Given request -> Quote every line of the data below word for word, with nothing changed or left out.

-- Start of Data shown --

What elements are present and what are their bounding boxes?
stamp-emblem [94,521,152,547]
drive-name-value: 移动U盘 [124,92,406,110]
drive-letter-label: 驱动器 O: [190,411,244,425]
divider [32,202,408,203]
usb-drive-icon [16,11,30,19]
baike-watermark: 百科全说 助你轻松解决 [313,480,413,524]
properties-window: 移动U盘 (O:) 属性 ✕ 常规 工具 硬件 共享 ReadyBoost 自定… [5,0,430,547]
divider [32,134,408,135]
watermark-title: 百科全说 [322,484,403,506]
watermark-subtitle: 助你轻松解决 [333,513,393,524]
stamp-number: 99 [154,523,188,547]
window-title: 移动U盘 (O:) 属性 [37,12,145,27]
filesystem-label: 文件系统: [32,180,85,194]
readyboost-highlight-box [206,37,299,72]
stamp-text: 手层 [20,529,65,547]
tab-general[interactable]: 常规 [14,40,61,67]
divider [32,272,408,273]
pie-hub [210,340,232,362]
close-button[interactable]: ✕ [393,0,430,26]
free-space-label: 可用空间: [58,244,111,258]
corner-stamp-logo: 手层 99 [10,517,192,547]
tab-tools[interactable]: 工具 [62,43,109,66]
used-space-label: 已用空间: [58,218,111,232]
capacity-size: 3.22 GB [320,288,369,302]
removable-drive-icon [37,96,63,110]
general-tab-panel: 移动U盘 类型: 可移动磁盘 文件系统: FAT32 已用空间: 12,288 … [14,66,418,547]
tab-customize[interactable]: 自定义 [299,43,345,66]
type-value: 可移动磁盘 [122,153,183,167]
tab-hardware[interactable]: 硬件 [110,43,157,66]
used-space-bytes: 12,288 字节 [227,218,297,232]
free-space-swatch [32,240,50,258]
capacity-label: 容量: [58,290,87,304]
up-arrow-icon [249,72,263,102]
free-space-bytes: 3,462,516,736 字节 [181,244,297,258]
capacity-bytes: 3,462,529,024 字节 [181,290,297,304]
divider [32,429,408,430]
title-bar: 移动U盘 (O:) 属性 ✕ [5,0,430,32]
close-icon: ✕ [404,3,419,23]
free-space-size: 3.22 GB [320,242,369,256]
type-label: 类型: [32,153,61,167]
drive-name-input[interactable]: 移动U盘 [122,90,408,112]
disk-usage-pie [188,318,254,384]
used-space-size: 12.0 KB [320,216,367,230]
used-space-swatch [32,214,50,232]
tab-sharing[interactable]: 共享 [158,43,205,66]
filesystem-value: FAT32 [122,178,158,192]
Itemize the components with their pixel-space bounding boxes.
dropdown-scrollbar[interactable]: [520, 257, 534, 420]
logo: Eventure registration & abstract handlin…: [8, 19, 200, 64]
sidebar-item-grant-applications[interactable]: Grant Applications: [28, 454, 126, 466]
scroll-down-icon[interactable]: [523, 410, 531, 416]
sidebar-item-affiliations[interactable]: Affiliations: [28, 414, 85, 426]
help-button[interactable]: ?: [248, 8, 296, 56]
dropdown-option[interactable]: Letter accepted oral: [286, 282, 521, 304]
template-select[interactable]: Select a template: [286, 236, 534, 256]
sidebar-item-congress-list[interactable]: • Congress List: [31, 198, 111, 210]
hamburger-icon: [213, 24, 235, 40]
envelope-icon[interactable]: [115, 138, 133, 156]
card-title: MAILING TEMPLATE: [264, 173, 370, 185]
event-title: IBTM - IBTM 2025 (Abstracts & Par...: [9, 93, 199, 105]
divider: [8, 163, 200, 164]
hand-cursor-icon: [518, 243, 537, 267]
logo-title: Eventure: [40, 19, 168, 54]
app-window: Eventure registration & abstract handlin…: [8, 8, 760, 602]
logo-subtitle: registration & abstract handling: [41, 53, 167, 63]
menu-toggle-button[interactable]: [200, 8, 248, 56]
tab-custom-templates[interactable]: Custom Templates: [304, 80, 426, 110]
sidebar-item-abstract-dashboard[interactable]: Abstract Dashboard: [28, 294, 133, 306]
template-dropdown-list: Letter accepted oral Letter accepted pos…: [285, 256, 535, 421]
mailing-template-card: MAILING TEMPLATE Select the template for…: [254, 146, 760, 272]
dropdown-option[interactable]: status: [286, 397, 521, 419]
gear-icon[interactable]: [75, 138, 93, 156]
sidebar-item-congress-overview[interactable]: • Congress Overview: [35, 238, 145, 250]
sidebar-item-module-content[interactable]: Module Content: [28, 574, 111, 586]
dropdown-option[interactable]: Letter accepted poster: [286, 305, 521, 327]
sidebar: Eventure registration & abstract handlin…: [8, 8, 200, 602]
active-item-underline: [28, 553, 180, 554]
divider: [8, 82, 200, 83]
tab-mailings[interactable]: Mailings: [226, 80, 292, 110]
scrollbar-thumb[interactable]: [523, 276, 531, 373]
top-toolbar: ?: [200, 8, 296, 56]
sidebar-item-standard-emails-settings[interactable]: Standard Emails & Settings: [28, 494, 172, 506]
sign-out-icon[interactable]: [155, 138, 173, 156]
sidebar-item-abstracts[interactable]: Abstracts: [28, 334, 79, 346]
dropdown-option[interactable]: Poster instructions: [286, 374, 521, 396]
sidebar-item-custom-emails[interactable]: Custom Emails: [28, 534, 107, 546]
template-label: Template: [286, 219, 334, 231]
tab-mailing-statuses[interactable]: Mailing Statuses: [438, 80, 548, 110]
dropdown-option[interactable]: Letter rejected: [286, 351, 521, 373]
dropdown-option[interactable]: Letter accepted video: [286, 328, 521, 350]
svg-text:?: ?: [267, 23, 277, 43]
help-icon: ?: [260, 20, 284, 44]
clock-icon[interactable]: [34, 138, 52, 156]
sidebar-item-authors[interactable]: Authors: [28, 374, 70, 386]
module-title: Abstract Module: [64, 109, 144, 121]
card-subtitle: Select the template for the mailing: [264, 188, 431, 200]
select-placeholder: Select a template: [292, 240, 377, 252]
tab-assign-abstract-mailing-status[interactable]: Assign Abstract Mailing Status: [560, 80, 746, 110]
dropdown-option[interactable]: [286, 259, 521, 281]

-- End of Data shown --

The answer ->
What elements are present and what are their bounding boxes?
stamp-emblem [94,521,152,547]
drive-name-value: 移动U盘 [124,92,406,110]
drive-letter-label: 驱动器 O: [190,411,244,425]
divider [32,202,408,203]
usb-drive-icon [16,11,30,19]
baike-watermark: 百科全说 助你轻松解决 [313,480,413,524]
properties-window: 移动U盘 (O:) 属性 ✕ 常规 工具 硬件 共享 ReadyBoost 自定… [5,0,430,547]
divider [32,134,408,135]
watermark-title: 百科全说 [322,484,403,506]
watermark-subtitle: 助你轻松解决 [333,513,393,524]
stamp-number: 99 [154,523,188,547]
window-title: 移动U盘 (O:) 属性 [37,12,145,27]
filesystem-label: 文件系统: [32,180,85,194]
readyboost-highlight-box [206,37,299,72]
stamp-text: 手层 [20,529,65,547]
tab-general[interactable]: 常规 [14,40,61,67]
divider [32,272,408,273]
pie-hub [210,340,232,362]
close-button[interactable]: ✕ [393,0,430,26]
free-space-label: 可用空间: [58,244,111,258]
corner-stamp-logo: 手层 99 [10,517,192,547]
tab-tools[interactable]: 工具 [62,43,109,66]
used-space-label: 已用空间: [58,218,111,232]
capacity-size: 3.22 GB [320,288,369,302]
removable-drive-icon [37,96,63,110]
general-tab-panel: 移动U盘 类型: 可移动磁盘 文件系统: FAT32 已用空间: 12,288 … [14,66,418,547]
tab-customize[interactable]: 自定义 [299,43,345,66]
type-value: 可移动磁盘 [122,153,183,167]
tab-hardware[interactable]: 硬件 [110,43,157,66]
used-space-bytes: 12,288 字节 [227,218,297,232]
free-space-swatch [32,240,50,258]
capacity-label: 容量: [58,290,87,304]
up-arrow-icon [249,72,263,102]
free-space-bytes: 3,462,516,736 字节 [181,244,297,258]
capacity-bytes: 3,462,529,024 字节 [181,290,297,304]
divider [32,429,408,430]
title-bar: 移动U盘 (O:) 属性 ✕ [5,0,430,32]
close-icon: ✕ [404,3,419,23]
free-space-size: 3.22 GB [320,242,369,256]
type-label: 类型: [32,153,61,167]
drive-name-input[interactable]: 移动U盘 [122,90,408,112]
disk-usage-pie [188,318,254,384]
used-space-size: 12.0 KB [320,216,367,230]
used-space-swatch [32,214,50,232]
tab-sharing[interactable]: 共享 [158,43,205,66]
filesystem-value: FAT32 [122,178,158,192]
Itemize the components with their pixel-space bounding boxes.
dropdown-scrollbar[interactable]: [520, 257, 534, 420]
logo: Eventure registration & abstract handlin…: [8, 19, 200, 64]
sidebar-item-grant-applications[interactable]: Grant Applications: [28, 454, 126, 466]
scroll-down-icon[interactable]: [523, 410, 531, 416]
sidebar-item-affiliations[interactable]: Affiliations: [28, 414, 85, 426]
help-button[interactable]: ?: [248, 8, 296, 56]
dropdown-option[interactable]: Letter accepted oral: [286, 282, 521, 304]
template-select[interactable]: Select a template: [286, 236, 534, 256]
sidebar-item-congress-list[interactable]: • Congress List: [31, 198, 111, 210]
hamburger-icon: [213, 24, 235, 40]
envelope-icon[interactable]: [115, 138, 133, 156]
card-title: MAILING TEMPLATE: [264, 173, 370, 185]
event-title: IBTM - IBTM 2025 (Abstracts & Par...: [9, 93, 199, 105]
divider: [8, 163, 200, 164]
hand-cursor-icon: [518, 243, 537, 267]
logo-title: Eventure: [40, 19, 168, 54]
app-window: Eventure registration & abstract handlin…: [8, 8, 760, 602]
logo-subtitle: registration & abstract handling: [41, 53, 167, 63]
menu-toggle-button[interactable]: [200, 8, 248, 56]
tab-custom-templates[interactable]: Custom Templates: [304, 80, 426, 110]
sidebar-item-abstract-dashboard[interactable]: Abstract Dashboard: [28, 294, 133, 306]
template-dropdown-list: Letter accepted oral Letter accepted pos…: [285, 256, 535, 421]
mailing-template-card: MAILING TEMPLATE Select the template for…: [254, 146, 760, 272]
dropdown-option[interactable]: status: [286, 397, 521, 419]
gear-icon[interactable]: [75, 138, 93, 156]
sidebar-item-congress-overview[interactable]: • Congress Overview: [35, 238, 145, 250]
sidebar-item-module-content[interactable]: Module Content: [28, 574, 111, 586]
dropdown-option[interactable]: Letter accepted poster: [286, 305, 521, 327]
sidebar: Eventure registration & abstract handlin…: [8, 8, 200, 602]
active-item-underline: [28, 553, 180, 554]
divider: [8, 82, 200, 83]
tab-mailings[interactable]: Mailings: [226, 80, 292, 110]
scrollbar-thumb[interactable]: [523, 276, 531, 373]
top-toolbar: ?: [200, 8, 296, 56]
sidebar-item-standard-emails-settings[interactable]: Standard Emails & Settings: [28, 494, 172, 506]
sign-out-icon[interactable]: [155, 138, 173, 156]
sidebar-item-abstracts[interactable]: Abstracts: [28, 334, 79, 346]
dropdown-option[interactable]: Poster instructions: [286, 374, 521, 396]
sidebar-item-custom-emails[interactable]: Custom Emails: [28, 534, 107, 546]
template-label: Template: [286, 219, 334, 231]
tab-mailing-statuses[interactable]: Mailing Statuses: [438, 80, 548, 110]
dropdown-option[interactable]: Letter rejected: [286, 351, 521, 373]
dropdown-option[interactable]: Letter accepted video: [286, 328, 521, 350]
svg-text:?: ?: [267, 23, 277, 43]
help-icon: ?: [260, 20, 284, 44]
clock-icon[interactable]: [34, 138, 52, 156]
sidebar-item-authors[interactable]: Authors: [28, 374, 70, 386]
module-title: Abstract Module: [64, 109, 144, 121]
card-subtitle: Select the template for the mailing: [264, 188, 431, 200]
select-placeholder: Select a template: [292, 240, 377, 252]
tab-assign-abstract-mailing-status[interactable]: Assign Abstract Mailing Status: [560, 80, 746, 110]
dropdown-option[interactable]: [286, 259, 521, 281]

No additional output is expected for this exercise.